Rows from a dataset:
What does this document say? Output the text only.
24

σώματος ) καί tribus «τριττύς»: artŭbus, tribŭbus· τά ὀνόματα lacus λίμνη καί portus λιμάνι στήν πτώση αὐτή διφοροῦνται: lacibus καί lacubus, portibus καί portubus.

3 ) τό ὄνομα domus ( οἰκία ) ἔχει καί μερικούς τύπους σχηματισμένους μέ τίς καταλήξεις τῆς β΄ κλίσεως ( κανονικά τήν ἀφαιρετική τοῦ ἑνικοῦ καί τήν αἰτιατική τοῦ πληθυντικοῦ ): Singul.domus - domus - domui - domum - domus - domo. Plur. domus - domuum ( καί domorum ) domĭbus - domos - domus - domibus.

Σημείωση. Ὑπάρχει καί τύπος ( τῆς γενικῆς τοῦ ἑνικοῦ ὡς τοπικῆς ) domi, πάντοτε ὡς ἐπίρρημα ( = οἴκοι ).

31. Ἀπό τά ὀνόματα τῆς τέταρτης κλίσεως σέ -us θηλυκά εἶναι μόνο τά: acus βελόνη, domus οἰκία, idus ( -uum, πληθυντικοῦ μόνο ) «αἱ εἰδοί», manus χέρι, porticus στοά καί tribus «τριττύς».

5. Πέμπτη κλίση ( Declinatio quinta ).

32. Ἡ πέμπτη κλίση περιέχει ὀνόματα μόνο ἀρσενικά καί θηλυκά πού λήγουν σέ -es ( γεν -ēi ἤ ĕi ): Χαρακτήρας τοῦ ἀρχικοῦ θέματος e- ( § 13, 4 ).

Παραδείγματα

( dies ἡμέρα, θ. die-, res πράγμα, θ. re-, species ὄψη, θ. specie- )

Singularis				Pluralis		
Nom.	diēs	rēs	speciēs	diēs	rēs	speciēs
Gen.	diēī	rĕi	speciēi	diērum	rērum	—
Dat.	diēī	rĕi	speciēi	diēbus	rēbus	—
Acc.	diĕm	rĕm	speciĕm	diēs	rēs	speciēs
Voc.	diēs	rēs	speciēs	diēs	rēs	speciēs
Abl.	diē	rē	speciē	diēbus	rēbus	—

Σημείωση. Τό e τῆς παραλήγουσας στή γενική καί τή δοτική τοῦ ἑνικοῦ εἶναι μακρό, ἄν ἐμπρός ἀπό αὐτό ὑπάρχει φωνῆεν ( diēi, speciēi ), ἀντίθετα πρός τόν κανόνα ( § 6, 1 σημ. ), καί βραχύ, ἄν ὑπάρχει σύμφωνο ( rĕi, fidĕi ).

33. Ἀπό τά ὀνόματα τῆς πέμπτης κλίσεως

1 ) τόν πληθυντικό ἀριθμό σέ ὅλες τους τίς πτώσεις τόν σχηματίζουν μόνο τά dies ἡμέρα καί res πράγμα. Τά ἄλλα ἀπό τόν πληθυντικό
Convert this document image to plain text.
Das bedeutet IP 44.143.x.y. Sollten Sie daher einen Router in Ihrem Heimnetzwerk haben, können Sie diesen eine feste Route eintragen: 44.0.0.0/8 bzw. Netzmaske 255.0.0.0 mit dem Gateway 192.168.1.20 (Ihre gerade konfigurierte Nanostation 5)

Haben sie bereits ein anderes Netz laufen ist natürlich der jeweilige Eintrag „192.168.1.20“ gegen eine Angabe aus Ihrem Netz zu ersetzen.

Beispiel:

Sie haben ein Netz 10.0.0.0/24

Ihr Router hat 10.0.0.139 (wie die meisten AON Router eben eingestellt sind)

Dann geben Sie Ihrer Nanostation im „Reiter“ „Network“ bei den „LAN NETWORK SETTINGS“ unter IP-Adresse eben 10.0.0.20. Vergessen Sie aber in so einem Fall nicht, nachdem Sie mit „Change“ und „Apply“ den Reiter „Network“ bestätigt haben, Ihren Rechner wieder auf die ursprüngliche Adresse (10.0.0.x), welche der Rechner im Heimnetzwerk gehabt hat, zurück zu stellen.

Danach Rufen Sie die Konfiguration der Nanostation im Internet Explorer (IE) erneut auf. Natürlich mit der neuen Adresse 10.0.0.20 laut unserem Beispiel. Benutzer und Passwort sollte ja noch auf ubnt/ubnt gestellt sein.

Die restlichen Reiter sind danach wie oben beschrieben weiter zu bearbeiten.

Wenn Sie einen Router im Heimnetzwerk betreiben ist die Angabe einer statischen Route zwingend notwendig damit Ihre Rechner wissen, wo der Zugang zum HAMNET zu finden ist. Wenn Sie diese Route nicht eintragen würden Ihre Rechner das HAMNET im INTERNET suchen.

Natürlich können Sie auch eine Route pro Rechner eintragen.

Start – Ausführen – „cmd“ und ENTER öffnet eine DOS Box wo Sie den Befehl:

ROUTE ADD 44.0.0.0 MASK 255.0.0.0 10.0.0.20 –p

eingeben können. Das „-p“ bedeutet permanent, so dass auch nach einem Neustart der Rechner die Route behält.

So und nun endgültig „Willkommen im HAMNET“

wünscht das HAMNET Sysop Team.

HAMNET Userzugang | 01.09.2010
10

(Directions): Where a line of the entries contains the word "sind", copy that line.

(Complete output):
Ihr Router hat 10.0.0.139 (wie die meisten AON Router eben eingestellt sind)
Die restlichen Reiter sind danach wie oben beschrieben weiter zu bearbeiten.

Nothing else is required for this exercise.